WHAT THE TASK ASKS:
Using the records below, locate all lines containing "Still" and return them.

[Dataset items]
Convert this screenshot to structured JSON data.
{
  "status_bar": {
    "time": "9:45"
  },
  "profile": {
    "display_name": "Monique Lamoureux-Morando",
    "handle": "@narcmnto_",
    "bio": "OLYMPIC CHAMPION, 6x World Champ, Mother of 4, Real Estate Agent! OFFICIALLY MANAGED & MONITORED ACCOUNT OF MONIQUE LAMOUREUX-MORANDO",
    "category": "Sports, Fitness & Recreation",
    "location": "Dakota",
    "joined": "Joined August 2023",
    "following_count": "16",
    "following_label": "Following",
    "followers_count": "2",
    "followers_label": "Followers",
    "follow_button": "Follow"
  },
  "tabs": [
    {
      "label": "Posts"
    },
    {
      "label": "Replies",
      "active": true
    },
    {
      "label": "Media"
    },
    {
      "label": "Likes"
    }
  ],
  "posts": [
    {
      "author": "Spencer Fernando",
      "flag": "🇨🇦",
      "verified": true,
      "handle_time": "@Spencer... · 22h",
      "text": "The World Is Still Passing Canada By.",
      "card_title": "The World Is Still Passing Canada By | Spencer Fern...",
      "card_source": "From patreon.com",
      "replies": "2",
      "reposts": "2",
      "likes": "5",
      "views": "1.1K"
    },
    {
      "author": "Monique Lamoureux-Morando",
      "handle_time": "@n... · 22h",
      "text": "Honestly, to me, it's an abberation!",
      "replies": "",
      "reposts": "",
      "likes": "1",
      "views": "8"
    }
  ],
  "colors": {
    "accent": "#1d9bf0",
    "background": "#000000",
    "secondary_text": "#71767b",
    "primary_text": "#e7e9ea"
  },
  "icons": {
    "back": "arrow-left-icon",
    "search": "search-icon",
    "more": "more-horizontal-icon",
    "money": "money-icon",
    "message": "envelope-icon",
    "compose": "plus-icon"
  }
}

SOLUTION TO THE EXERCISE:
      "text": "The World Is Still Passing Canada By.",
      "card_title": "The World Is Still Passing Canada By | Spencer Fern...",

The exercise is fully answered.